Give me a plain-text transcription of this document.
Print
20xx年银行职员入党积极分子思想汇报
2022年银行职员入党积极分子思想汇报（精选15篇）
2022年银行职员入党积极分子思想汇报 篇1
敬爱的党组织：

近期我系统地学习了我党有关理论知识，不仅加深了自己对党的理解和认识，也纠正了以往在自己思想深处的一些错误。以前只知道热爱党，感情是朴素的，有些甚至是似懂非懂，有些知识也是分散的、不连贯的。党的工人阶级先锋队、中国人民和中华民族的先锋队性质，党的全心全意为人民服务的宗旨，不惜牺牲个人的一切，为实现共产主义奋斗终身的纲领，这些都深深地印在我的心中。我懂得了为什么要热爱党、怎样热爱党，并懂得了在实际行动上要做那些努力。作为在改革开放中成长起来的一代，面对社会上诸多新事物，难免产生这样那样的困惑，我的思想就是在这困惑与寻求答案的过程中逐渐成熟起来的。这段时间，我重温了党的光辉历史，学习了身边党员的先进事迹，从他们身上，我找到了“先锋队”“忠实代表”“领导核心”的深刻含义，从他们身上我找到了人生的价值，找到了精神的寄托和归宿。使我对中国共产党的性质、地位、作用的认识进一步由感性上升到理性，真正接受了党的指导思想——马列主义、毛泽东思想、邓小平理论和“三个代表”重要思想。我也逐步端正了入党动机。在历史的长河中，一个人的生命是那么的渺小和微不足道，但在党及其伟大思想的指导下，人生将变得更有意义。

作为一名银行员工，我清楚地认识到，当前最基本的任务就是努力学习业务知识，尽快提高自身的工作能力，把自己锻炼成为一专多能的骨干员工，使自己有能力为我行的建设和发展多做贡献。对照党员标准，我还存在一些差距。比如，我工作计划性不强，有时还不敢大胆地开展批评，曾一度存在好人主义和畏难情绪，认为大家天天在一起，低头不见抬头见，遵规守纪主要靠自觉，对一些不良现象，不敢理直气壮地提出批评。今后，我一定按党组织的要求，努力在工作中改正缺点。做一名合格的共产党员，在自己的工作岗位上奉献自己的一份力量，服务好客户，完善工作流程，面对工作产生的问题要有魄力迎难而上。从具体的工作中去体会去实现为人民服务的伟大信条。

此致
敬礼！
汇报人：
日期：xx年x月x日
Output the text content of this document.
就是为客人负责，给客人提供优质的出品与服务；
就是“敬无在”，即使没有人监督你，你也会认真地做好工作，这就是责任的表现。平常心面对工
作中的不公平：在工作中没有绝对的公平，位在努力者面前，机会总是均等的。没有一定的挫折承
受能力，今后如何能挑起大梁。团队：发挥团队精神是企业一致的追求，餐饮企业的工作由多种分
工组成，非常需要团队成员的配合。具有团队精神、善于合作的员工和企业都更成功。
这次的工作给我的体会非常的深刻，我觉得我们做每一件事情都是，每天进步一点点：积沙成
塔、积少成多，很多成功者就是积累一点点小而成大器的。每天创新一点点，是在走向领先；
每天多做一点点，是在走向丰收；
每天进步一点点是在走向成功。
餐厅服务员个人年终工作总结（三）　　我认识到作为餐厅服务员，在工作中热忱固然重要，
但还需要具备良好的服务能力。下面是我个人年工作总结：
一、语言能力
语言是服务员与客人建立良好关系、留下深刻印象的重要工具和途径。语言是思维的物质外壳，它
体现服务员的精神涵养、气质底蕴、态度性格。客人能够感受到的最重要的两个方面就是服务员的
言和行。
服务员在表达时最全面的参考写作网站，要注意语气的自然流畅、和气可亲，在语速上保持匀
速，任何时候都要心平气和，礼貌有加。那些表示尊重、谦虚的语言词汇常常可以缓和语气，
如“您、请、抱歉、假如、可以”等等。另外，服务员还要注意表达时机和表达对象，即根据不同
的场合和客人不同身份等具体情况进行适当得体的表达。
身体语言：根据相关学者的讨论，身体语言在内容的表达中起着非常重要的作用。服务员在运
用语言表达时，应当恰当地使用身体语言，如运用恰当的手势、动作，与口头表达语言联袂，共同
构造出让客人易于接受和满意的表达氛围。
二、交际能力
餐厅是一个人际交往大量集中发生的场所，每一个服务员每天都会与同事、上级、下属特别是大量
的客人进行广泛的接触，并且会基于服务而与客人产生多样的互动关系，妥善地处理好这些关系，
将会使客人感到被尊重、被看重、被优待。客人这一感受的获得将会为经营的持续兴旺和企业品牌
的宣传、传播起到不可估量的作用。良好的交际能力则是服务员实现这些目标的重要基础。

============

▶ _Your objective_
Reproduce every line of the listing above in which the string "text" appears.

▶ _Response below_
Give me a plain-text transcription of this document.
Output the text content of this document.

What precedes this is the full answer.